## Records shown
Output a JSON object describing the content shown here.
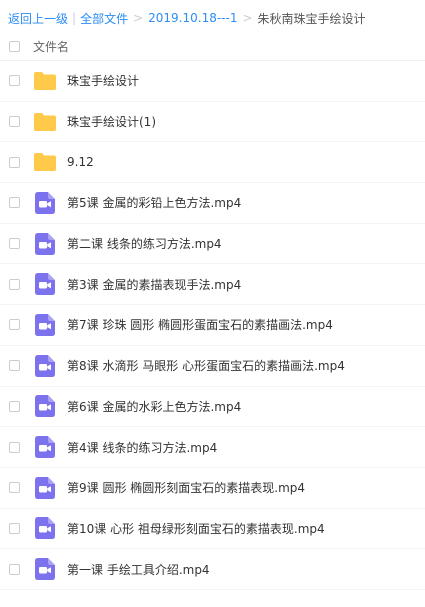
{
  "breadcrumb": {
    "back": "返回上一级",
    "all_files": "全部文件",
    "folder": "2019.10.18---1",
    "current": "朱秋南珠宝手绘设计"
  },
  "header": {
    "column_name": "文件名"
  },
  "colors": {
    "link": "#2b8df5",
    "folder": "#ffc94a",
    "video": "#7c72ee"
  },
  "files": [
    {
      "name": "珠宝手绘设计",
      "icon": "folder-icon"
    },
    {
      "name": "珠宝手绘设计(1)",
      "icon": "folder-icon"
    },
    {
      "name": "9.12",
      "icon": "folder-icon"
    },
    {
      "name": "第5课 金属的彩铅上色方法.mp4",
      "icon": "video-file-icon"
    },
    {
      "name": "第二课 线条的练习方法.mp4",
      "icon": "video-file-icon"
    },
    {
      "name": "第3课 金属的素描表现手法.mp4",
      "icon": "video-file-icon"
    },
    {
      "name": "第7课 珍珠 圆形 椭圆形蛋面宝石的素描画法.mp4",
      "icon": "video-file-icon"
    },
    {
      "name": "第8课 水滴形 马眼形 心形蛋面宝石的素描画法.mp4",
      "icon": "video-file-icon"
    },
    {
      "name": "第6课 金属的水彩上色方法.mp4",
      "icon": "video-file-icon"
    },
    {
      "name": "第4课 线条的练习方法.mp4",
      "icon": "video-file-icon"
    },
    {
      "name": "第9课 圆形 椭圆形刻面宝石的素描表现.mp4",
      "icon": "video-file-icon"
    },
    {
      "name": "第10课 心形 祖母绿形刻面宝石的素描表现.mp4",
      "icon": "video-file-icon"
    },
    {
      "name": "第一课 手绘工具介绍.mp4",
      "icon": "video-file-icon"
    }
  ]
}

## Short task
Reproduce each line of the records exactly, and omit every picture.

## Output for this exercise
Output a JSON object describing the content shown here.
{
  "breadcrumb": {
    "back": "返回上一级",
    "all_files": "全部文件",
    "folder": "2019.10.18---1",
    "current": "朱秋南珠宝手绘设计"
  },
  "header": {
    "column_name": "文件名"
  },
  "colors": {
    "link": "#2b8df5",
    "folder": "#ffc94a",
    "video": "#7c72ee"
  },
  "files": [
    {
      "name": "珠宝手绘设计",
      "icon": "folder-icon"
    },
    {
      "name": "珠宝手绘设计(1)",
      "icon": "folder-icon"
    },
    {
      "name": "9.12",
      "icon": "folder-icon"
    },
    {
      "name": "第5课 金属的彩铅上色方法.mp4",
      "icon": "video-file-icon"
    },
    {
      "name": "第二课 线条的练习方法.mp4",
      "icon": "video-file-icon"
    },
    {
      "name": "第3课 金属的素描表现手法.mp4",
      "icon": "video-file-icon"
    },
    {
      "name": "第7课 珍珠 圆形 椭圆形蛋面宝石的素描画法.mp4",
      "icon": "video-file-icon"
    },
    {
      "name": "第8课 水滴形 马眼形 心形蛋面宝石的素描画法.mp4",
      "icon": "video-file-icon"
    },
    {
      "name": "第6课 金属的水彩上色方法.mp4",
      "icon": "video-file-icon"
    },
    {
      "name": "第4课 线条的练习方法.mp4",
      "icon": "video-file-icon"
    },
    {
      "name": "第9课 圆形 椭圆形刻面宝石的素描表现.mp4",
      "icon": "video-file-icon"
    },
    {
      "name": "第10课 心形 祖母绿形刻面宝石的素描表现.mp4",
      "icon": "video-file-icon"
    },
    {
      "name": "第一课 手绘工具介绍.mp4",
      "icon": "video-file-icon"
    }
  ]
}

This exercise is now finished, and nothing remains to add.